Task to carry out:
Take the entries below and reproduce them word for word.

Collected data entries:
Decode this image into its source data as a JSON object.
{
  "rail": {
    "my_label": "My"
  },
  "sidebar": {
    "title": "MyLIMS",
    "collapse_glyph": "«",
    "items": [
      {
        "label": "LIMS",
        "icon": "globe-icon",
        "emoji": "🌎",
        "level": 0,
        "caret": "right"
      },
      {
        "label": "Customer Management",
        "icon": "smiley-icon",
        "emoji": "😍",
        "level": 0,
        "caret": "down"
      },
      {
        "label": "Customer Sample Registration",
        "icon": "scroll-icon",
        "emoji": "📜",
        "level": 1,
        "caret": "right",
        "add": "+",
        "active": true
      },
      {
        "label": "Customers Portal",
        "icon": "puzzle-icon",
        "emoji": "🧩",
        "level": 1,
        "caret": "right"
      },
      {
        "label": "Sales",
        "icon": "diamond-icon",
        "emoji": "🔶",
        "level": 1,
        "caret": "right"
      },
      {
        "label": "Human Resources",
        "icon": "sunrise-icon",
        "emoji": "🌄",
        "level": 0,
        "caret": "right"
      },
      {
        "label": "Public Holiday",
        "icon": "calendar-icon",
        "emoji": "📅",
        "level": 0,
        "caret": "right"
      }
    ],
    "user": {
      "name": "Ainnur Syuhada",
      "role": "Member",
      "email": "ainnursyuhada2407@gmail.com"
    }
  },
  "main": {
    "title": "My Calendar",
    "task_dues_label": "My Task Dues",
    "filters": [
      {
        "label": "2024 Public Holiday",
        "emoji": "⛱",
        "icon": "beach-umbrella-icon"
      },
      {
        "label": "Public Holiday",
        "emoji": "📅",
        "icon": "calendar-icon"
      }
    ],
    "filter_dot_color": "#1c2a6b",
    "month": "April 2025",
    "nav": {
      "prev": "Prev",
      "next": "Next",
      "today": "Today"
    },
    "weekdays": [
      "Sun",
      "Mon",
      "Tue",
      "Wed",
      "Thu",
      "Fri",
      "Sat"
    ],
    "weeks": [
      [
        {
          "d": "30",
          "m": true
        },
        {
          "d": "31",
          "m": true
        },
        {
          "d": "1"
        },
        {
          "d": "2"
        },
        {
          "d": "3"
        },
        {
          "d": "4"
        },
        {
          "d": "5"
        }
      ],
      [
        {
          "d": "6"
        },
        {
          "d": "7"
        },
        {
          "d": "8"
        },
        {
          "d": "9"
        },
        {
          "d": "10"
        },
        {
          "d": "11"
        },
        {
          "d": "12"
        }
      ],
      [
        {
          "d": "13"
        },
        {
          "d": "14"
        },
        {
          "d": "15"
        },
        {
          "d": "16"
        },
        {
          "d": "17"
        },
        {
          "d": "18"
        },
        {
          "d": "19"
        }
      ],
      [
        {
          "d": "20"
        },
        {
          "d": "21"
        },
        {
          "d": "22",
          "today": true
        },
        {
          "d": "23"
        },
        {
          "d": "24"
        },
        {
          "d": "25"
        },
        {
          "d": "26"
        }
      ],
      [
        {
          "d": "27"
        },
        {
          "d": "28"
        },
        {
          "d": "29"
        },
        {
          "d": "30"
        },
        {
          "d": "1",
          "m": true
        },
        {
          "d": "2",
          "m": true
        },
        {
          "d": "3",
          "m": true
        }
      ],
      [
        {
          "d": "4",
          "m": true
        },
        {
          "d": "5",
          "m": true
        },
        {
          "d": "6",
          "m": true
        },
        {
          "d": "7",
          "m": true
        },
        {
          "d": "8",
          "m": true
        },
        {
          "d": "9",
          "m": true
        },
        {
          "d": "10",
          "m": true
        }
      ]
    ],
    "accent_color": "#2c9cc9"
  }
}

Written answer:
Decode this image into its source data as a JSON object.
{
  "rail": {
    "my_label": "My"
  },
  "sidebar": {
    "title": "MyLIMS",
    "collapse_glyph": "«",
    "items": [
      {
        "label": "LIMS",
        "icon": "globe-icon",
        "emoji": "🌎",
        "level": 0,
        "caret": "right"
      },
      {
        "label": "Customer Management",
        "icon": "smiley-icon",
        "emoji": "😍",
        "level": 0,
        "caret": "down"
      },
      {
        "label": "Customer Sample Registration",
        "icon": "scroll-icon",
        "emoji": "📜",
        "level": 1,
        "caret": "right",
        "add": "+",
        "active": true
      },
      {
        "label": "Customers Portal",
        "icon": "puzzle-icon",
        "emoji": "🧩",
        "level": 1,
        "caret": "right"
      },
      {
        "label": "Sales",
        "icon": "diamond-icon",
        "emoji": "🔶",
        "level": 1,
        "caret": "right"
      },
      {
        "label": "Human Resources",
        "icon": "sunrise-icon",
        "emoji": "🌄",
        "level": 0,
        "caret": "right"
      },
      {
        "label": "Public Holiday",
        "icon": "calendar-icon",
        "emoji": "📅",
        "level": 0,
        "caret": "right"
      }
    ],
    "user": {
      "name": "Ainnur Syuhada",
      "role": "Member",
      "email": "ainnursyuhada2407@gmail.com"
    }
  },
  "main": {
    "title": "My Calendar",
    "task_dues_label": "My Task Dues",
    "filters": [
      {
        "label": "2024 Public Holiday",
        "emoji": "⛱",
        "icon": "beach-umbrella-icon"
      },
      {
        "label": "Public Holiday",
        "emoji": "📅",
        "icon": "calendar-icon"
      }
    ],
    "filter_dot_color": "#1c2a6b",
    "month": "April 2025",
    "nav": {
      "prev": "Prev",
      "next": "Next",
      "today": "Today"
    },
    "weekdays": [
      "Sun",
      "Mon",
      "Tue",
      "Wed",
      "Thu",
      "Fri",
      "Sat"
    ],
    "weeks": [
      [
        {
          "d": "30",
          "m": true
        },
        {
          "d": "31",
          "m": true
        },
        {
          "d": "1"
        },
        {
          "d": "2"
        },
        {
          "d": "3"
        },
        {
          "d": "4"
        },
        {
          "d": "5"
        }
      ],
      [
        {
          "d": "6"
        },
        {
          "d": "7"
        },
        {
          "d": "8"
        },
        {
          "d": "9"
        },
        {
          "d": "10"
        },
        {
          "d": "11"
        },
        {
          "d": "12"
        }
      ],
      [
        {
          "d": "13"
        },
        {
          "d": "14"
        },
        {
          "d": "15"
        },
        {
          "d": "16"
        },
        {
          "d": "17"
        },
        {
          "d": "18"
        },
        {
          "d": "19"
        }
      ],
      [
        {
          "d": "20"
        },
        {
          "d": "21"
        },
        {
          "d": "22",
          "today": true
        },
        {
          "d": "23"
        },
        {
          "d": "24"
        },
        {
          "d": "25"
        },
        {
          "d": "26"
        }
      ],
      [
        {
          "d": "27"
        },
        {
          "d": "28"
        },
        {
          "d": "29"
        },
        {
          "d": "30"
        },
        {
          "d": "1",
          "m": true
        },
        {
          "d": "2",
          "m": true
        },
        {
          "d": "3",
          "m": true
        }
      ],
      [
        {
          "d": "4",
          "m": true
        },
        {
          "d": "5",
          "m": true
        },
        {
          "d": "6",
          "m": true
        },
        {
          "d": "7",
          "m": true
        },
        {
          "d": "8",
          "m": true
        },
        {
          "d": "9",
          "m": true
        },
        {
          "d": "10",
          "m": true
        }
      ]
    ],
    "accent_color": "#2c9cc9"
  }
}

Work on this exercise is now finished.